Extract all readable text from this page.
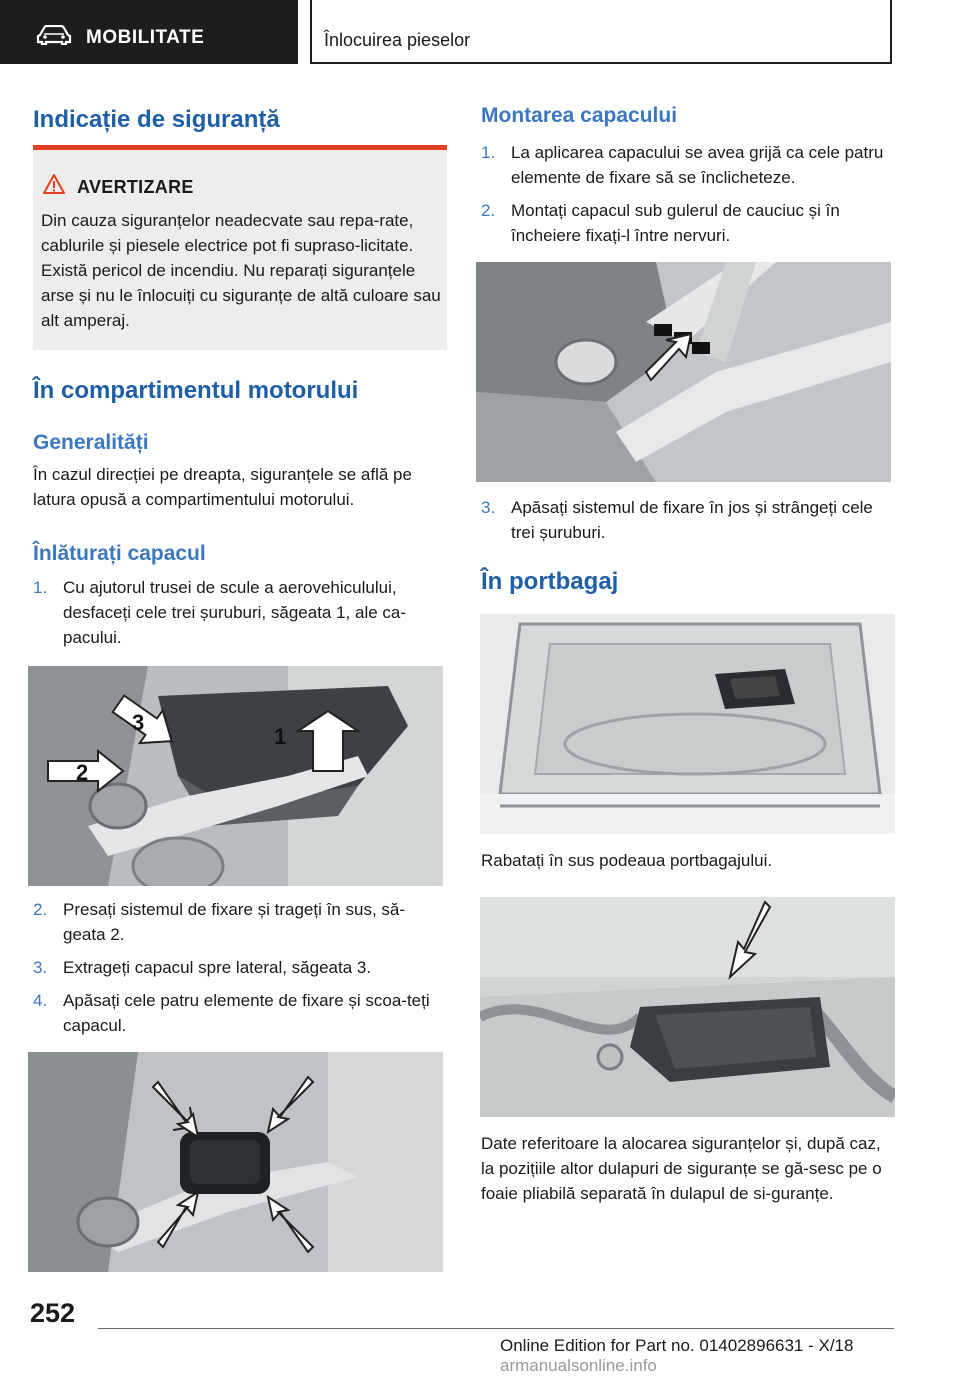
MOBILITATE	Înlocuirea pieselor
Indicație de siguranță
AVERTIZARE
Din cauza siguranțelor neadecvate sau repa-rate, cablurile și piesele electrice pot fi supraso-licitate. Există pericol de incendiu. Nu reparați siguranțele arse și nu le înlocuiți cu siguranțe de altă culoare sau alt amperaj.
În compartimentul motorului
Generalități

În cazul direcției pe dreapta, siguranțele se află pe latura opusă a compartimentului motorului.

Înlăturați capacul
1. Cu ajutorul trusei de scule a aerovehiculului, desfaceți cele trei șuruburi, săgeata 1, ale ca-pacului.
1
2
3
2. Presați sistemul de fixare și trageți în sus, să-geata 2.
3. Extrageți capacul spre lateral, săgeata 3.
4. Apăsați cele patru elemente de fixare și scoa-teți capacul.
Montarea capacului
1. La aplicarea capacului se avea grijă ca cele patru elemente de fixare să se înclicheteze.
2. Montați capacul sub gulerul de cauciuc și în încheiere fixați-l între nervuri.
3. Apăsați sistemul de fixare în jos și strângeți cele trei șuruburi.
În portbagaj

Rabatați în sus podeaua portbagajului.

Date referitoare la alocarea siguranțelor și, după caz, la pozițiile altor dulapuri de siguranțe se gă-sesc pe o foaie pliabilă separată în dulapul de si-guranțe.

252
Online Edition for Part no. 01402896631 - X/18 armanualsonline.info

──────────

PROBLEM DESCRIPTION: Without the pictures, transcribe the listing above exactly.

RESPONSE TO THIS EXERCISE:
Extract all readable text from this page.
MOBILITATE	Înlocuirea pieselor
Indicație de siguranță
AVERTIZARE
Din cauza siguranțelor neadecvate sau repa-rate, cablurile și piesele electrice pot fi supraso-licitate. Există pericol de incendiu. Nu reparați siguranțele arse și nu le înlocuiți cu siguranțe de altă culoare sau alt amperaj.
În compartimentul motorului
Generalități

În cazul direcției pe dreapta, siguranțele se află pe latura opusă a compartimentului motorului.

Înlăturați capacul
1. Cu ajutorul trusei de scule a aerovehiculului, desfaceți cele trei șuruburi, săgeata 1, ale ca-pacului.
1
2
3
2. Presați sistemul de fixare și trageți în sus, să-geata 2.
3. Extrageți capacul spre lateral, săgeata 3.
4. Apăsați cele patru elemente de fixare și scoa-teți capacul.
Montarea capacului
1. La aplicarea capacului se avea grijă ca cele patru elemente de fixare să se înclicheteze.
2. Montați capacul sub gulerul de cauciuc și în încheiere fixați-l între nervuri.
3. Apăsați sistemul de fixare în jos și strângeți cele trei șuruburi.
În portbagaj

Rabatați în sus podeaua portbagajului.

Date referitoare la alocarea siguranțelor și, după caz, la pozițiile altor dulapuri de siguranțe se gă-sesc pe o foaie pliabilă separată în dulapul de si-guranțe.

252
Online Edition for Part no. 01402896631 - X/18 armanualsonline.info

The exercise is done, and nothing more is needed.